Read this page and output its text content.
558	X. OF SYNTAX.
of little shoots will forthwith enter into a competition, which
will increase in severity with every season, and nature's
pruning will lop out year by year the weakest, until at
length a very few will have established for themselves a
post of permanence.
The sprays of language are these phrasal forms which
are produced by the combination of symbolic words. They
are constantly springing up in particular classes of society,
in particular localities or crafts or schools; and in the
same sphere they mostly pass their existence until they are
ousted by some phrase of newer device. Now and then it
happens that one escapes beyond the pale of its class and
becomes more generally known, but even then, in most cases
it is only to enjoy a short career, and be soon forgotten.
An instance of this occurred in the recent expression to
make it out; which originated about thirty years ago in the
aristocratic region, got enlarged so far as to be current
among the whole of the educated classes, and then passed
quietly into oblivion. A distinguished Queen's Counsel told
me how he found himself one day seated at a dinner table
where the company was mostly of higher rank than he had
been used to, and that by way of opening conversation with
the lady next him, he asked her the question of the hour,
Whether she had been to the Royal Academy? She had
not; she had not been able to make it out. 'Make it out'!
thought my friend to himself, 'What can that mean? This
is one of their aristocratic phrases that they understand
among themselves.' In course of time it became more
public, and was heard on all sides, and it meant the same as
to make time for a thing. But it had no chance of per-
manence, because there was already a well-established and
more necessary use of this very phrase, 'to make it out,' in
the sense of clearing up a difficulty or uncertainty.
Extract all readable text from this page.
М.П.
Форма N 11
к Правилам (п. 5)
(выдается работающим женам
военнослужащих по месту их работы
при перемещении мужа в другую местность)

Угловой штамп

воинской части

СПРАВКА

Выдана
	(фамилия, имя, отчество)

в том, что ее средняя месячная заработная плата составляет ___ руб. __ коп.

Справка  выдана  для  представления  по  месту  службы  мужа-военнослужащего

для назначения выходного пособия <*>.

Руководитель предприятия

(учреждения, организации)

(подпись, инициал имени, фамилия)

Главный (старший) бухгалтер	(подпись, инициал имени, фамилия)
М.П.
--
## Task instructions
Reproduce exactly the line that holds "Extract all readable text from this page.", then every line after it, ending with the final line of the records above.

## Answer to the problem
Extract all readable text from this page.
М.П.
Форма N 11
к Правилам (п. 5)
(выдается работающим женам
военнослужащих по месту их работы
при перемещении мужа в другую местность)

Угловой штамп

воинской части

СПРАВКА

Выдана
	(фамилия, имя, отчество)

в том, что ее средняя месячная заработная плата составляет ___ руб. __ коп.

Справка  выдана  для  представления  по  месту  службы  мужа-военнослужащего

для назначения выходного пособия <*>.

Руководитель предприятия

(учреждения, организации)

(подпись, инициал имени, фамилия)

Главный (старший) бухгалтер	(подпись, инициал имени, фамилия)
М.П.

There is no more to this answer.